(Dataset entries)
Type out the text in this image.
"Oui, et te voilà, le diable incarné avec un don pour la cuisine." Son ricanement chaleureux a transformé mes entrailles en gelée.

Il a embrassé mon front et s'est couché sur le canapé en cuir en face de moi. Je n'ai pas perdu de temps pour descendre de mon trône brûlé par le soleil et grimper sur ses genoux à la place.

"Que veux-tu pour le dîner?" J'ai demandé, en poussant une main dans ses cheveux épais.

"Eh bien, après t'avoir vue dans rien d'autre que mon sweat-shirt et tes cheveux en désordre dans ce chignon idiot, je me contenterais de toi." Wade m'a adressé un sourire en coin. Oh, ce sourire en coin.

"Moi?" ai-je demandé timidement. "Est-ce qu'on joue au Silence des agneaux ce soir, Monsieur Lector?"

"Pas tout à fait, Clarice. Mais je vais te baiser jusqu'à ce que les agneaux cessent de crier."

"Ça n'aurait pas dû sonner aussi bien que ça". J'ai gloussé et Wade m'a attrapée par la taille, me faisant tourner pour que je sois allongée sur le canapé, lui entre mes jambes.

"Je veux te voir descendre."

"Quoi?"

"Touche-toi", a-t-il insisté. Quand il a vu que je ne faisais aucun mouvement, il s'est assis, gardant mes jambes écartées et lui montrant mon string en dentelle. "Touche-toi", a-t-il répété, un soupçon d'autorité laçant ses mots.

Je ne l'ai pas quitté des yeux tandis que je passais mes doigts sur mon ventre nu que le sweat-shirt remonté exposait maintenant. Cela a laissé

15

* WORK TO BE COMPLETED: The whole listing above needs to be written out again exactly.

* TASK RESULT:
Type out the text in this image.
"Oui, et te voilà, le diable incarné avec un don pour la cuisine." Son ricanement chaleureux a transformé mes entrailles en gelée.

Il a embrassé mon front et s'est couché sur le canapé en cuir en face de moi. Je n'ai pas perdu de temps pour descendre de mon trône brûlé par le soleil et grimper sur ses genoux à la place.

"Que veux-tu pour le dîner?" J'ai demandé, en poussant une main dans ses cheveux épais.

"Eh bien, après t'avoir vue dans rien d'autre que mon sweat-shirt et tes cheveux en désordre dans ce chignon idiot, je me contenterais de toi." Wade m'a adressé un sourire en coin. Oh, ce sourire en coin.

"Moi?" ai-je demandé timidement. "Est-ce qu'on joue au Silence des agneaux ce soir, Monsieur Lector?"

"Pas tout à fait, Clarice. Mais je vais te baiser jusqu'à ce que les agneaux cessent de crier."

"Ça n'aurait pas dû sonner aussi bien que ça". J'ai gloussé et Wade m'a attrapée par la taille, me faisant tourner pour que je sois allongée sur le canapé, lui entre mes jambes.

"Je veux te voir descendre."

"Quoi?"

"Touche-toi", a-t-il insisté. Quand il a vu que je ne faisais aucun mouvement, il s'est assis, gardant mes jambes écartées et lui montrant mon string en dentelle. "Touche-toi", a-t-il répété, un soupçon d'autorité laçant ses mots.

Je ne l'ai pas quitté des yeux tandis que je passais mes doigts sur mon ventre nu que le sweat-shirt remonté exposait maintenant. Cela a laissé

15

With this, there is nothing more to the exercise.